### DATA SUPPLIED
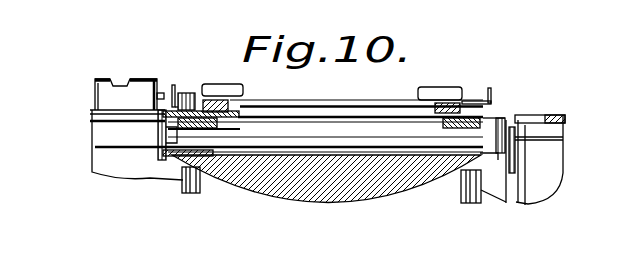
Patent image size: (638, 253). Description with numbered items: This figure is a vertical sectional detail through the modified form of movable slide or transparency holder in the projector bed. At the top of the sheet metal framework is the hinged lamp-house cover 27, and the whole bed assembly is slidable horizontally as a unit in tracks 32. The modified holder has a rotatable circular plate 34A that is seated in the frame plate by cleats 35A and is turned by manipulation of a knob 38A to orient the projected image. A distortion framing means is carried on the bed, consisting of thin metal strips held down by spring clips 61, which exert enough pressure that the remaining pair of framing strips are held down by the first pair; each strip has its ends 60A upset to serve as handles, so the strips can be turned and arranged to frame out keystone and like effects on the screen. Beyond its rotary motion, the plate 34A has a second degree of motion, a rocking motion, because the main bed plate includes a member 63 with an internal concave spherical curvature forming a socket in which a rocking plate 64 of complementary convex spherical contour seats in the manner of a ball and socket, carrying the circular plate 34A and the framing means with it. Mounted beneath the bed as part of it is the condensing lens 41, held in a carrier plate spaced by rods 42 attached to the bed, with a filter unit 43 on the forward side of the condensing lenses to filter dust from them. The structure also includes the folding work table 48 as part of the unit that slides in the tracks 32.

The hinged lamp-house cover 27 is at (143, 78).
The tracks 32 is at (92, 121).
The circular plate 34A is at (243, 104).
The cleats 35A is at (222, 127).
The knob 38A is at (190, 92).
The condensing lens 41 is at (350, 185).
The rods 42 is at (193, 195).
The filter unit 43 is at (519, 174).
The folding work table 48 is at (558, 111).
The upset ends 60A is at (173, 85).
The spring clips 61 is at (216, 93).
The member 63 is at (157, 130).
The rocking plate 64 is at (168, 148).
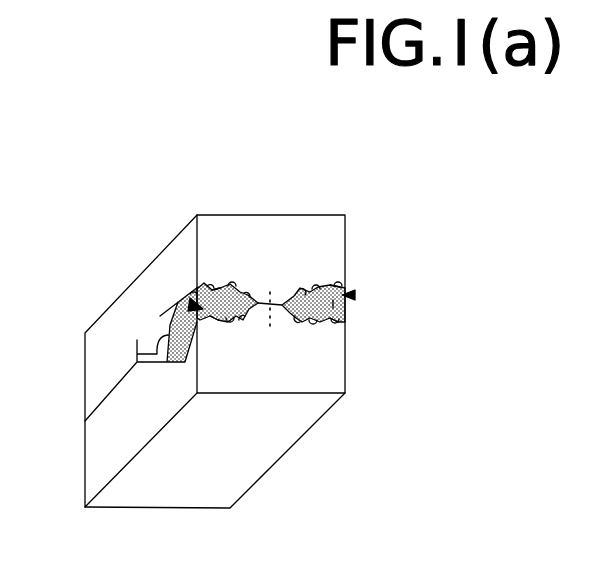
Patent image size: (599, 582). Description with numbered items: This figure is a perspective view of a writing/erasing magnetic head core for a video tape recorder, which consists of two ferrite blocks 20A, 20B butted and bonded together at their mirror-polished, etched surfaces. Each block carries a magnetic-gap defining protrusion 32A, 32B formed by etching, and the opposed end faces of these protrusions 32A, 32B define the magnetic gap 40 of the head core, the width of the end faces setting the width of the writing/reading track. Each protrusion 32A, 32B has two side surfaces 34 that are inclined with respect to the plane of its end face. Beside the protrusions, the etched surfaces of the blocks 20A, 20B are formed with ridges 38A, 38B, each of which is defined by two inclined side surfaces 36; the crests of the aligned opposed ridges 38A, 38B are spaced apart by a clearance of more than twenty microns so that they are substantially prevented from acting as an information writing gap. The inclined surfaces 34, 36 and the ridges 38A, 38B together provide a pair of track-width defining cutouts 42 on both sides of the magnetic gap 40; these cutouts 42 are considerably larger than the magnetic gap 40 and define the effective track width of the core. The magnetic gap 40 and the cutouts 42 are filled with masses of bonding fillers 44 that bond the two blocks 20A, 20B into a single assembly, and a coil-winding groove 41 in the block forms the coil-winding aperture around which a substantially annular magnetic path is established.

The ferrite block 20A is at (132, 292).
The ferrite block 20B is at (122, 494).
The magnetic-gap defining protrusion 32A is at (268, 300).
The magnetic-gap defining protrusion 32B is at (276, 305).
The side surface 34 is at (238, 288).
The side surface 36 is at (190, 290).
The ridge 38A is at (213, 287).
The ridge 38B is at (208, 332).
The magnetic gap 40 is at (296, 298).
The coil-winding groove 41 is at (137, 350).
The track-width defining cutout 42 is at (190, 303).
The bonding filler 44 is at (333, 304).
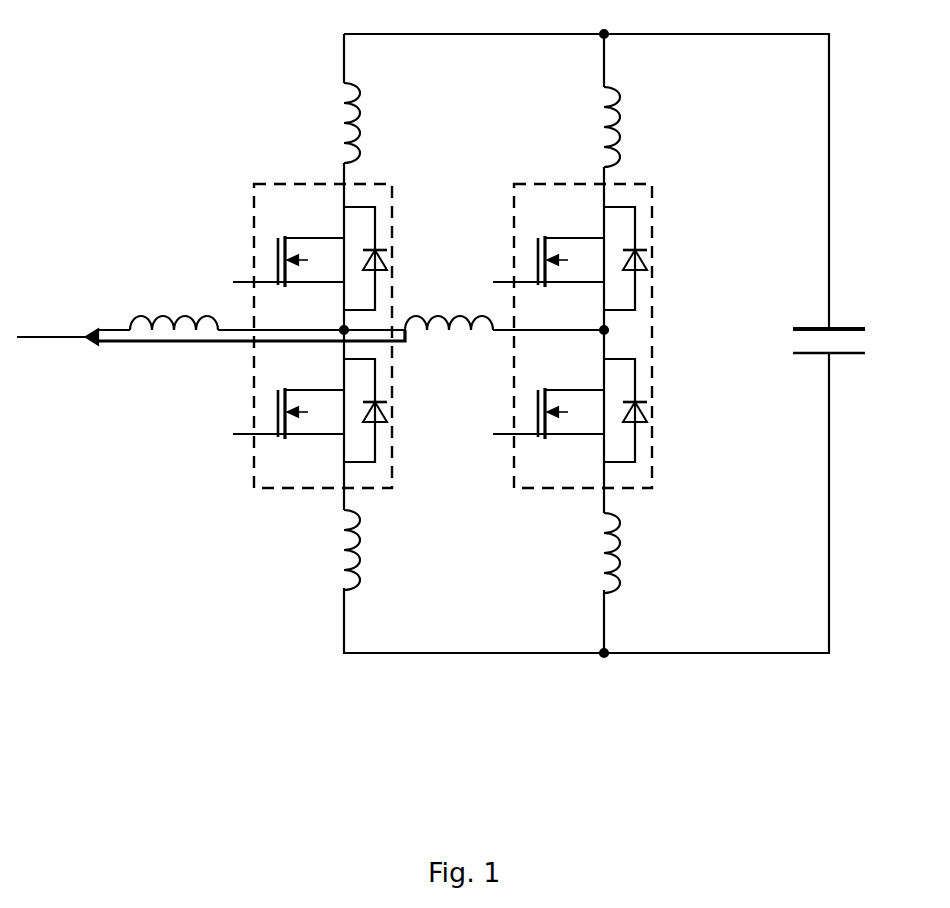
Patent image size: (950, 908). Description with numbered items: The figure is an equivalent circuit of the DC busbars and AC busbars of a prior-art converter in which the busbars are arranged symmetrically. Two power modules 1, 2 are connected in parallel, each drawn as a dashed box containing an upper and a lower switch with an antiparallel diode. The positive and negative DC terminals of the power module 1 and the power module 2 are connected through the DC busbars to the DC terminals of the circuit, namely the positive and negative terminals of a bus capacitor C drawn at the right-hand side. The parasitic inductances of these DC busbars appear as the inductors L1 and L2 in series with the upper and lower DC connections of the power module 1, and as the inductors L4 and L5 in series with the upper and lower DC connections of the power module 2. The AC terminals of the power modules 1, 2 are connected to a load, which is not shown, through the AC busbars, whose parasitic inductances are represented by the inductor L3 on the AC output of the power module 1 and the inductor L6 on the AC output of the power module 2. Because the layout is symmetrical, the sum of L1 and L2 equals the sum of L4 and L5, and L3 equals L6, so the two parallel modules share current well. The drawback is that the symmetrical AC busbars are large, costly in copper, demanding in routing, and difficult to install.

The power module 1 is at (254, 252).
The power module 2 is at (514, 252).
The parasitic inductance of the DC busbar L1 is at (311, 123).
The parasitic inductance of the DC busbar L2 is at (324, 550).
The parasitic inductance of the AC busbar L3 is at (174, 305).
The parasitic inductance of the DC busbar L4 is at (583, 127).
The parasitic inductance of the DC busbar L5 is at (583, 553).
The parasitic inductance of the AC busbar L6 is at (449, 305).
The bus capacitor C is at (812, 342).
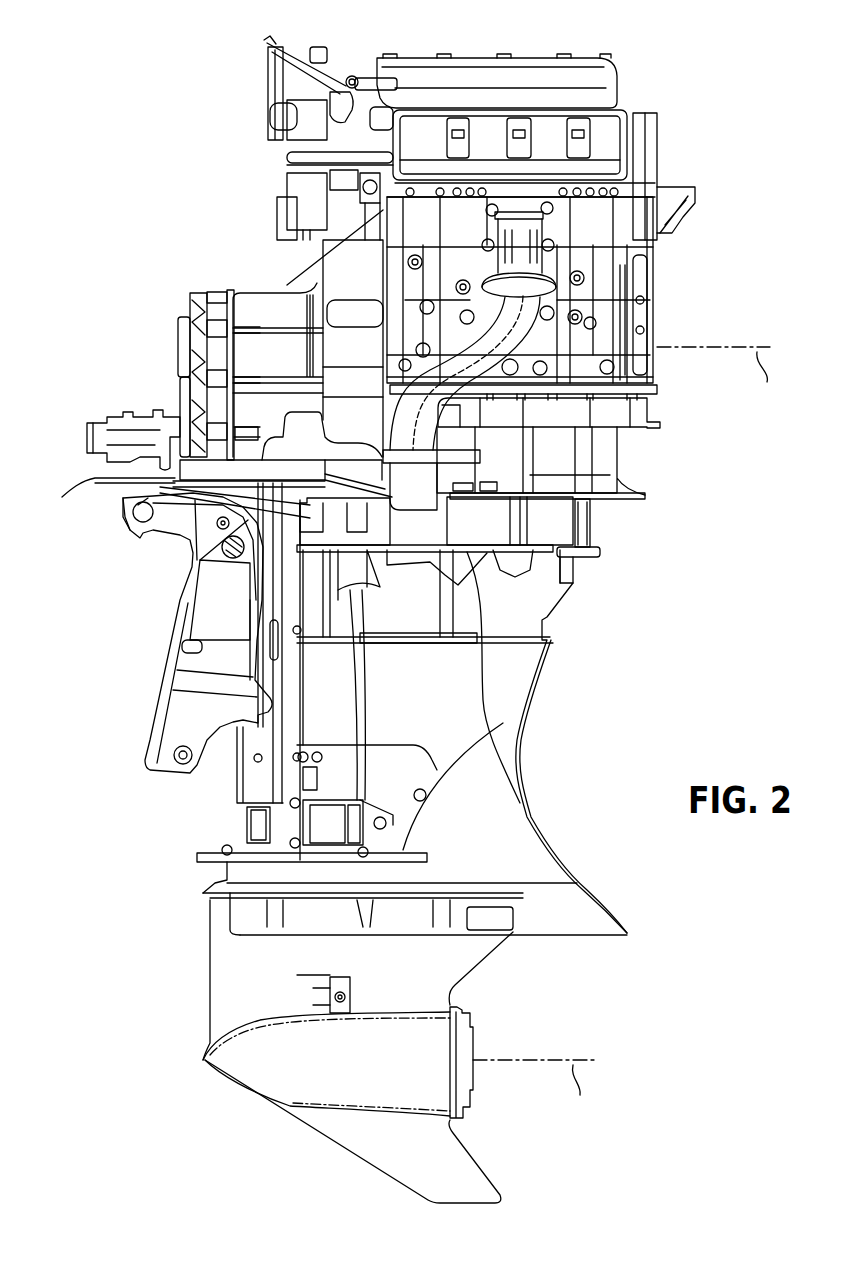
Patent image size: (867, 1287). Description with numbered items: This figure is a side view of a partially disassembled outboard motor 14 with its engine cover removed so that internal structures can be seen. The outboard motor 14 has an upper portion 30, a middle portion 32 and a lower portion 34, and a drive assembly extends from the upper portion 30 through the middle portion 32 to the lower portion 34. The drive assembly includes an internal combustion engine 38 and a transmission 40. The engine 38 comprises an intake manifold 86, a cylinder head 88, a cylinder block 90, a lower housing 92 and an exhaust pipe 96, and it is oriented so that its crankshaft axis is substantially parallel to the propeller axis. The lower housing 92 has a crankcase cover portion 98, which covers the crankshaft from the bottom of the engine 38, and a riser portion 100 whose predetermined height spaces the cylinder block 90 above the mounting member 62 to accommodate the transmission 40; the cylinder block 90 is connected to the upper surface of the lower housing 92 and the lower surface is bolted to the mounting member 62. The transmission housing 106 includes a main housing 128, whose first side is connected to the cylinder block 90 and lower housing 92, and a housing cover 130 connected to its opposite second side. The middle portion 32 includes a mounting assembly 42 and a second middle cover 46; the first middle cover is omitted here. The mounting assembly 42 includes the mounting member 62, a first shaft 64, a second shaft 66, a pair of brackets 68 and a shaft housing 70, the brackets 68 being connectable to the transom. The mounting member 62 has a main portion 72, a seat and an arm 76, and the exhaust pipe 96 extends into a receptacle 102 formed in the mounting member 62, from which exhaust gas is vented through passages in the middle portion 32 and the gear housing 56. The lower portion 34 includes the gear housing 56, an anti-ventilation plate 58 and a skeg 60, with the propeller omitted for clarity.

The outboard motor 14 is at (705, 74).
The upper portion 30 is at (707, 194).
The middle portion 32 is at (598, 632).
The lower portion 34 is at (632, 1043).
The engine 38 is at (668, 297).
The transmission 40 is at (168, 350).
The mounting assembly 42 is at (133, 712).
The second middle cover 46 is at (518, 766).
The gear housing 56 is at (482, 968).
The anti-ventilation plate 58 is at (250, 937).
The skeg 60 is at (350, 1160).
The mounting member 62 is at (627, 541).
The first shaft 64 is at (245, 818).
The second shaft 66 is at (125, 515).
The bracket 68 is at (158, 675).
The shaft housing 70 is at (241, 780).
The main portion 72 is at (603, 533).
The arm 76 is at (93, 485).
The intake manifold 86 is at (466, 58).
The cylinder head 88 is at (660, 158).
The cylinder block 90 is at (656, 345).
The lower housing 92 is at (589, 444).
The exhaust pipe 96 is at (453, 377).
The crankcase cover portion 98 is at (655, 427).
The riser portion 100 is at (627, 492).
The receptacle 102 is at (410, 500).
The transmission housing 106 is at (215, 293).
The main housing 128 is at (253, 292).
The housing cover 130 is at (178, 322).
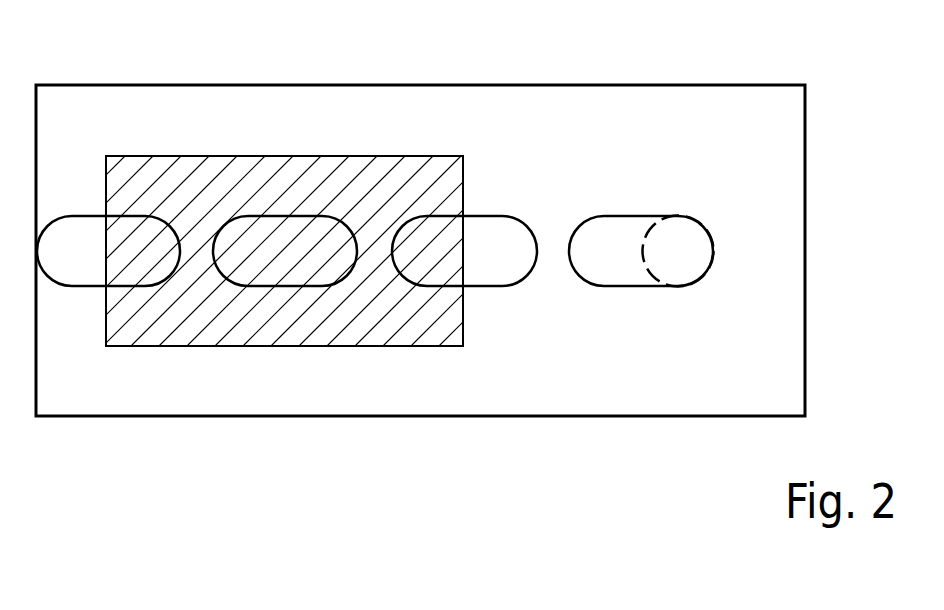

### WHAT NEEDS TO BE DONE
Find each line in the records above that contains the word "power" and copy it out in full.

### THE SOLUTION
Patent image size: (950, 908). Description with numbered items: The figure is an equivalent circuit of the DC busbars and AC busbars of a prior-art converter in which the busbars are arranged symmetrically. Two power modules 1, 2 are connected in parallel, each drawn as a dashed box containing an upper and a lower switch with an antiparallel diode. The positive and negative DC terminals of the power module 1 and the power module 2 are connected through the DC busbars to the DC terminals of the circuit, namely the positive and negative terminals of a bus capacitor C drawn at the right-hand side. The parasitic inductances of these DC busbars appear as the inductors L1 and L2 in series with the upper and lower DC connections of the power module 1, and as the inductors L4 and L5 in series with the upper and lower DC connections of the power module 2. The AC terminals of the power modules 1, 2 are connected to a load, which is not shown, through the AC busbars, whose parasitic inductances are represented by the inductor L3 on the AC output of the power module 1 and the inductor L6 on the AC output of the power module 2. Because the layout is symmetrical, the sum of L1 and L2 equals the sum of L4 and L5, and L3 equals L6, so the two parallel modules share current well. The drawback is that the symmetrical AC busbars are large, costly in copper, demanding in routing, and difficult to install.
The power module 1 is at (254, 252).
The power module 2 is at (514, 252).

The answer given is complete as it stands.